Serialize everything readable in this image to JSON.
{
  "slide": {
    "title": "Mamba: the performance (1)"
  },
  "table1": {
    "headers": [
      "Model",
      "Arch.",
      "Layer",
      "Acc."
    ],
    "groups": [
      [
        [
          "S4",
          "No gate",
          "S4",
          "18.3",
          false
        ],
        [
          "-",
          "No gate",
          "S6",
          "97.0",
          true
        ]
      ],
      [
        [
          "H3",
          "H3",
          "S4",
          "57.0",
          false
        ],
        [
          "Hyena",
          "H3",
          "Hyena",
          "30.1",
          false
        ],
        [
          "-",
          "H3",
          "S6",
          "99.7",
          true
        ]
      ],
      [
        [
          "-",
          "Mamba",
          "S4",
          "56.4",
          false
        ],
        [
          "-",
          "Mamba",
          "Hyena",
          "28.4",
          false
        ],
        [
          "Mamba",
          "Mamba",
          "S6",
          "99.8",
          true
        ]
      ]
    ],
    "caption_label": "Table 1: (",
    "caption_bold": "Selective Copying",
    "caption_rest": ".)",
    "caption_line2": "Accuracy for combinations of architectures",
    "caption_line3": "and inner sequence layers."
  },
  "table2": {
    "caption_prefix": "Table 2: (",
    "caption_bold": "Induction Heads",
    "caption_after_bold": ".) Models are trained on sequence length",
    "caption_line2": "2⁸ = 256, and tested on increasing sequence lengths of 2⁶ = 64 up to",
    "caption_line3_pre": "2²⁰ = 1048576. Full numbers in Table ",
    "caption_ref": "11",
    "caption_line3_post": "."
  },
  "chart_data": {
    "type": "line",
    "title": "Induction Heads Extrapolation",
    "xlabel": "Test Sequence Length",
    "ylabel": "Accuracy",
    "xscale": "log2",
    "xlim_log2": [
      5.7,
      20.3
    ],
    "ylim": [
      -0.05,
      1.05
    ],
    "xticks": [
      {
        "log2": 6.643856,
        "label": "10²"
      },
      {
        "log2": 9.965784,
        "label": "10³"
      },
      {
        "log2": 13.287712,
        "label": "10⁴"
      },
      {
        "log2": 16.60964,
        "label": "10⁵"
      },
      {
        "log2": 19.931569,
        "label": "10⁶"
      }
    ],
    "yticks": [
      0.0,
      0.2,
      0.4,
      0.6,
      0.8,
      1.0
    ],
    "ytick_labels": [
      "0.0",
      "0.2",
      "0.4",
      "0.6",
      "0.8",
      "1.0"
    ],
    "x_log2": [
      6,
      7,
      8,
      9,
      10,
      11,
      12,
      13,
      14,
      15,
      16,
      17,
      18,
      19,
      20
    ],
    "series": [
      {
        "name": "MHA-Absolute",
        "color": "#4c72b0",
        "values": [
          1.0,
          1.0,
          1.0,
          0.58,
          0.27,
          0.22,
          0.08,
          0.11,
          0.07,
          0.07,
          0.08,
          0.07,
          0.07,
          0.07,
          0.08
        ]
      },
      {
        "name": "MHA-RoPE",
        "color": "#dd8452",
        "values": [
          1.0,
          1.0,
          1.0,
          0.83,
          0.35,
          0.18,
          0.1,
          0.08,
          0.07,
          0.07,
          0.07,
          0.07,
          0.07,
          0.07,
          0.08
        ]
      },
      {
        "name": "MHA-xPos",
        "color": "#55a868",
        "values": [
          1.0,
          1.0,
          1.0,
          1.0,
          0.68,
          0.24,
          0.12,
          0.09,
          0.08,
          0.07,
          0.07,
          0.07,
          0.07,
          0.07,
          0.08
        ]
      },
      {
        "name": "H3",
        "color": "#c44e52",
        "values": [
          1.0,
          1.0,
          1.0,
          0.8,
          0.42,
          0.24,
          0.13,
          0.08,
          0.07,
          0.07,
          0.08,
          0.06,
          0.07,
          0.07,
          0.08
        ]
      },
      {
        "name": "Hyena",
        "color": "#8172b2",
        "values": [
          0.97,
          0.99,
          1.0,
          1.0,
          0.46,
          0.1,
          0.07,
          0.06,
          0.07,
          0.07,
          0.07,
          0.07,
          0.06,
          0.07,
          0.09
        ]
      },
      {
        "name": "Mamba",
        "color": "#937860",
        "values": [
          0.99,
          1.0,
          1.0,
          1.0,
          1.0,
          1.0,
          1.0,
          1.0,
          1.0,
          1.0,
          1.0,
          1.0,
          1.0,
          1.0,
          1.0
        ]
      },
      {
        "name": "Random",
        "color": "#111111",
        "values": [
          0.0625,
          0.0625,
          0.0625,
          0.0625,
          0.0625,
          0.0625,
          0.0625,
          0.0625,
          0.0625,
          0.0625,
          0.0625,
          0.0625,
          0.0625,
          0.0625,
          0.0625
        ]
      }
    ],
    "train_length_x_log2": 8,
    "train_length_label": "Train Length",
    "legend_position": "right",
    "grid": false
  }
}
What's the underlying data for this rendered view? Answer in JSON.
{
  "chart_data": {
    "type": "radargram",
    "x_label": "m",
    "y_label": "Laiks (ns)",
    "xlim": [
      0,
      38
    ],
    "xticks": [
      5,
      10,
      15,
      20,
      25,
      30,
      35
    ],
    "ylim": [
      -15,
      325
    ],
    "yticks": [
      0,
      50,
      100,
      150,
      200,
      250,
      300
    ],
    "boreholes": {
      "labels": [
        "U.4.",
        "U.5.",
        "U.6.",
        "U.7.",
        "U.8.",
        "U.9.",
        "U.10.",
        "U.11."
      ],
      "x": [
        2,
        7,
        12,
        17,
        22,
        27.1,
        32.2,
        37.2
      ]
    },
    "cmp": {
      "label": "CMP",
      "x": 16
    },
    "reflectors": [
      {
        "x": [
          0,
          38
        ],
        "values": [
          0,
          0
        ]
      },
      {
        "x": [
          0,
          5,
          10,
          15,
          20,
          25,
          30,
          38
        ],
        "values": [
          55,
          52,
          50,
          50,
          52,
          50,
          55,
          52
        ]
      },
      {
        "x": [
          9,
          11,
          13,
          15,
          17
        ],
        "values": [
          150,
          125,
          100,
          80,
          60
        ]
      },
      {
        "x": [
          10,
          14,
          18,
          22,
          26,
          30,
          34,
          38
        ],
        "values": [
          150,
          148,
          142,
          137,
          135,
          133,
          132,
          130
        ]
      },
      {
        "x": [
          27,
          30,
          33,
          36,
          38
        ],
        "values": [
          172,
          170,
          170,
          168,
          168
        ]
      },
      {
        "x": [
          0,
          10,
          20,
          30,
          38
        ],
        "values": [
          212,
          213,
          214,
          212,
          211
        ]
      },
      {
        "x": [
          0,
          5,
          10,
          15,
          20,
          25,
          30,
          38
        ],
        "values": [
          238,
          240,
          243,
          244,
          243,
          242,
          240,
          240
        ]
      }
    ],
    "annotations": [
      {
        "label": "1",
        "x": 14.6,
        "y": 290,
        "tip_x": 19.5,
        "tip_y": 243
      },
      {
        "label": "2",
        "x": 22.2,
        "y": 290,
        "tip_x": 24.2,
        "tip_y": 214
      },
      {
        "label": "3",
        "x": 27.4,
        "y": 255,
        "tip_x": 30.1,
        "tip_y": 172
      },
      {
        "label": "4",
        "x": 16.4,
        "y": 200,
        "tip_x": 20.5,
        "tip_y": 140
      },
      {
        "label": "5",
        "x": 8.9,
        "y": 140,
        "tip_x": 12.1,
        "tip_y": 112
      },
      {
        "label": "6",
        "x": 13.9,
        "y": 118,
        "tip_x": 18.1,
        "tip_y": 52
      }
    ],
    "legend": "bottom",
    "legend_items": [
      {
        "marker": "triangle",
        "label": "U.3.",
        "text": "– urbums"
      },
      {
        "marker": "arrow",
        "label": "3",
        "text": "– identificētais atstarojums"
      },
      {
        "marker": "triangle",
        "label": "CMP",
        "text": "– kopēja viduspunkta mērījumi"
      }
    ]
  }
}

========================================================================

What the exercise asks: In the material above, find each line that contains the word "name", and select it.

Exercise output:
        "name": "MHA-Absolute",
        "name": "MHA-RoPE",
        "name": "MHA-xPos",
        "name": "H3",
        "name": "Hyena",
        "name": "Mamba",
        "name": "Random",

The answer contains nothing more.